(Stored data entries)
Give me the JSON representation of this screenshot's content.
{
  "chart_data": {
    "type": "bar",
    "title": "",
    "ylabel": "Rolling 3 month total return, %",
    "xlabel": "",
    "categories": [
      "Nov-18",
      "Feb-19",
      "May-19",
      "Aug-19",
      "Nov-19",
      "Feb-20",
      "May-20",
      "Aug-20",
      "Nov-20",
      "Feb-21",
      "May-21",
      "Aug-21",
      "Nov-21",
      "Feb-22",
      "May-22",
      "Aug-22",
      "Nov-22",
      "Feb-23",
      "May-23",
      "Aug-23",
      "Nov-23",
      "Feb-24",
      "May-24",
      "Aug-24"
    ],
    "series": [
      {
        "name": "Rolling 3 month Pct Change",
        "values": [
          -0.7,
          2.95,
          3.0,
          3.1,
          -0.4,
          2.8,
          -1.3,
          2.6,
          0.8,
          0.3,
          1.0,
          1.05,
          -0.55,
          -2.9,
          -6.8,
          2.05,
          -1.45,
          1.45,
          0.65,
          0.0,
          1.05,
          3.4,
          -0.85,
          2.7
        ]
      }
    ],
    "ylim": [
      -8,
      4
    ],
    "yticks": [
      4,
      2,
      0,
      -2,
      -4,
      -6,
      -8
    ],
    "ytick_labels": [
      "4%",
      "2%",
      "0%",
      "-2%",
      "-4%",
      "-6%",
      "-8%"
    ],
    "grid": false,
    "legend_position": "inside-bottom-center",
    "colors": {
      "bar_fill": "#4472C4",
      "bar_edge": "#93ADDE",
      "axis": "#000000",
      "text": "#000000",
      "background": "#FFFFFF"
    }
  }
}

**Set problem**
Repeat all the records. Match each line exactly.

**Complete answer**
Give me the JSON representation of this screenshot's content.
{
  "chart_data": {
    "type": "bar",
    "title": "",
    "ylabel": "Rolling 3 month total return, %",
    "xlabel": "",
    "categories": [
      "Nov-18",
      "Feb-19",
      "May-19",
      "Aug-19",
      "Nov-19",
      "Feb-20",
      "May-20",
      "Aug-20",
      "Nov-20",
      "Feb-21",
      "May-21",
      "Aug-21",
      "Nov-21",
      "Feb-22",
      "May-22",
      "Aug-22",
      "Nov-22",
      "Feb-23",
      "May-23",
      "Aug-23",
      "Nov-23",
      "Feb-24",
      "May-24",
      "Aug-24"
    ],
    "series": [
      {
        "name": "Rolling 3 month Pct Change",
        "values": [
          -0.7,
          2.95,
          3.0,
          3.1,
          -0.4,
          2.8,
          -1.3,
          2.6,
          0.8,
          0.3,
          1.0,
          1.05,
          -0.55,
          -2.9,
          -6.8,
          2.05,
          -1.45,
          1.45,
          0.65,
          0.0,
          1.05,
          3.4,
          -0.85,
          2.7
        ]
      }
    ],
    "ylim": [
      -8,
      4
    ],
    "yticks": [
      4,
      2,
      0,
      -2,
      -4,
      -6,
      -8
    ],
    "ytick_labels": [
      "4%",
      "2%",
      "0%",
      "-2%",
      "-4%",
      "-6%",
      "-8%"
    ],
    "grid": false,
    "legend_position": "inside-bottom-center",
    "colors": {
      "bar_fill": "#4472C4",
      "bar_edge": "#93ADDE",
      "axis": "#000000",
      "text": "#000000",
      "background": "#FFFFFF"
    }
  }
}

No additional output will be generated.